AIM
Gather up the lines that contain "throughput".

·····

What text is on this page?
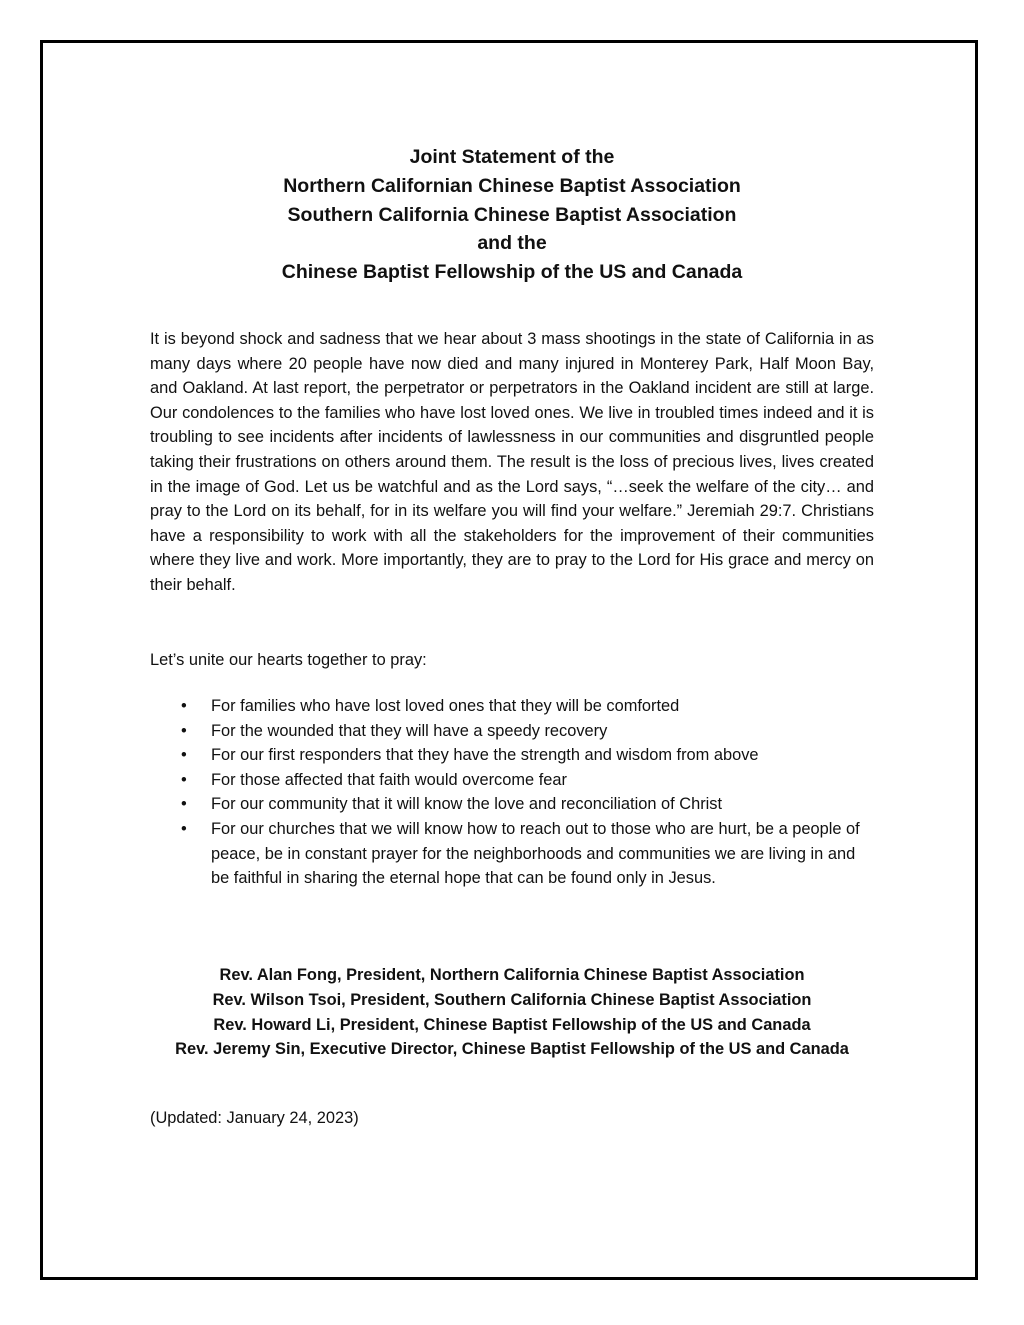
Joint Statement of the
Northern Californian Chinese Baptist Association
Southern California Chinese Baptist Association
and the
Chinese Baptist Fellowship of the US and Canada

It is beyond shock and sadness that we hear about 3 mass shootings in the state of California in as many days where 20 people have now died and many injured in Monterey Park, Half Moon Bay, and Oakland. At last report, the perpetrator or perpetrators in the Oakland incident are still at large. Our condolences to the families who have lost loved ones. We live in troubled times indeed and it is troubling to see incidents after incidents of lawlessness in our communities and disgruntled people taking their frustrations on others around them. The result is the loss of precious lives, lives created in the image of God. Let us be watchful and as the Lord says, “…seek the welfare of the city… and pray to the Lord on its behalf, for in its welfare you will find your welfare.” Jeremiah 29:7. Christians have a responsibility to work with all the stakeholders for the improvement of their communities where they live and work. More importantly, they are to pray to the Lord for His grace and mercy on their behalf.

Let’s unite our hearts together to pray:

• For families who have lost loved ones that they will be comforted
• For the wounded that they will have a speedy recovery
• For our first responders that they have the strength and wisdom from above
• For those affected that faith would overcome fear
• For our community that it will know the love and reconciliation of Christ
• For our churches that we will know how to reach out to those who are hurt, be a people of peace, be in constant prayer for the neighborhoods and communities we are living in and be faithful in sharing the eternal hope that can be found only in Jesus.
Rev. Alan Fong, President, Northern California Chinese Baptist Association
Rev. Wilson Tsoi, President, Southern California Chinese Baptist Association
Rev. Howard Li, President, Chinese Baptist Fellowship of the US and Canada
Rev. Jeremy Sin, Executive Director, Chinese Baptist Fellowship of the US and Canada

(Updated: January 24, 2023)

·····

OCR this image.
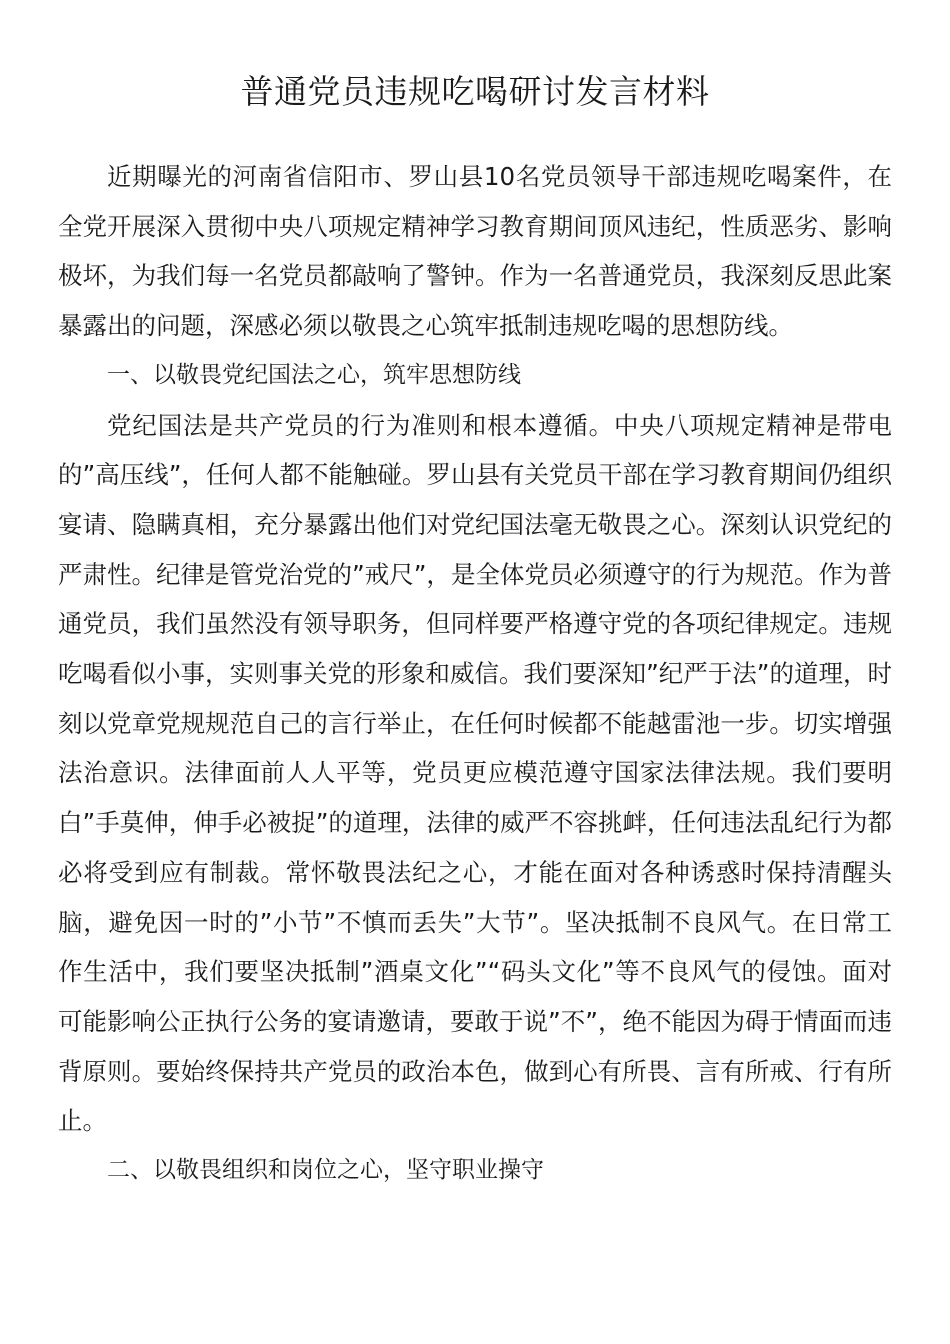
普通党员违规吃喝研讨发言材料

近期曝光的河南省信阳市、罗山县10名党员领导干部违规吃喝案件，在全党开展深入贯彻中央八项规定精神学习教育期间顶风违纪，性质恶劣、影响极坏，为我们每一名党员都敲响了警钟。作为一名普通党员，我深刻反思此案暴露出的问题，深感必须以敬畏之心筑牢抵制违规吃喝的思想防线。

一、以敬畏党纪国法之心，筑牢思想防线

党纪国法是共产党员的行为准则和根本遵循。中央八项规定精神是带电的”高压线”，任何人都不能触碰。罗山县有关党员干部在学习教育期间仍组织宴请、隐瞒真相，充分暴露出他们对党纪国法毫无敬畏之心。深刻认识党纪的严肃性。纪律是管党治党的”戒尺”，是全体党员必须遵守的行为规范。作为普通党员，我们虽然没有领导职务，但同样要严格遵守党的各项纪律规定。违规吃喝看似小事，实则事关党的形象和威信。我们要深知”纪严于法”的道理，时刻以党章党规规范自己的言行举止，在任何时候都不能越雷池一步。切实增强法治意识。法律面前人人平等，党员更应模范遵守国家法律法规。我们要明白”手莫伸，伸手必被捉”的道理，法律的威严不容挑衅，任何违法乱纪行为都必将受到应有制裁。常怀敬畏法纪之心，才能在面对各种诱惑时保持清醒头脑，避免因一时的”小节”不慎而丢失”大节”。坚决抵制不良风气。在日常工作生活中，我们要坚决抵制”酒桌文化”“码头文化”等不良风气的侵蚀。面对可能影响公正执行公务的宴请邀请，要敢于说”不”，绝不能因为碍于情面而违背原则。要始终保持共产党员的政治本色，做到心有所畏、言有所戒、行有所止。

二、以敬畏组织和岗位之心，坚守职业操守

·····

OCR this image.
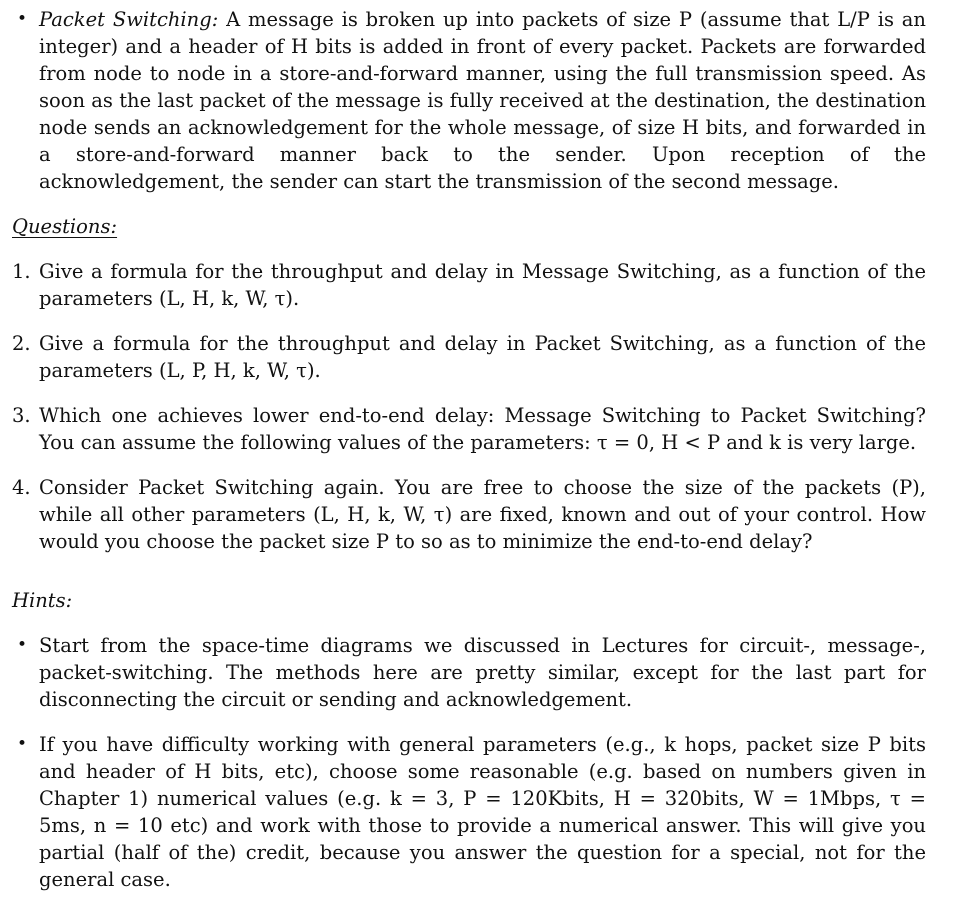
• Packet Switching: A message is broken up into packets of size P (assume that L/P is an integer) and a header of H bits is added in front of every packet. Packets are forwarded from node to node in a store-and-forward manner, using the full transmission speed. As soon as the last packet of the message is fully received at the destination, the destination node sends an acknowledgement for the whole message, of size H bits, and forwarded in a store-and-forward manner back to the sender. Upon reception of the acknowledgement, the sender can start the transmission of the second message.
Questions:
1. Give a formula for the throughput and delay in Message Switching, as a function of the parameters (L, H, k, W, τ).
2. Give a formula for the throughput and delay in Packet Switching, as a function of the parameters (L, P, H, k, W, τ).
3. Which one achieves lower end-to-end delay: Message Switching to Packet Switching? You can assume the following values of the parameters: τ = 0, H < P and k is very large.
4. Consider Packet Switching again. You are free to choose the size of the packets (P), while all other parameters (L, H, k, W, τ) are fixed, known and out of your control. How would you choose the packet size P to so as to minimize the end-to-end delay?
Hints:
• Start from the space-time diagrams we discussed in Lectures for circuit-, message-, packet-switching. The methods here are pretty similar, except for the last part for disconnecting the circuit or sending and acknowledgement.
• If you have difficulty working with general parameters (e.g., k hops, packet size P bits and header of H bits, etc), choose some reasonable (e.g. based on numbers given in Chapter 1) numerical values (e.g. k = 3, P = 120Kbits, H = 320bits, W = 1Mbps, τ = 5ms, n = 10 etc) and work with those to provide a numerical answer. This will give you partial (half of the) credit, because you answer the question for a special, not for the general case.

·····

TASK RESPONSE
1. Give a formula for the throughput and delay in Message Switching, as a function of the parameters (L, H, k, W, τ).
2. Give a formula for the throughput and delay in Packet Switching, as a function of the parameters (L, P, H, k, W, τ).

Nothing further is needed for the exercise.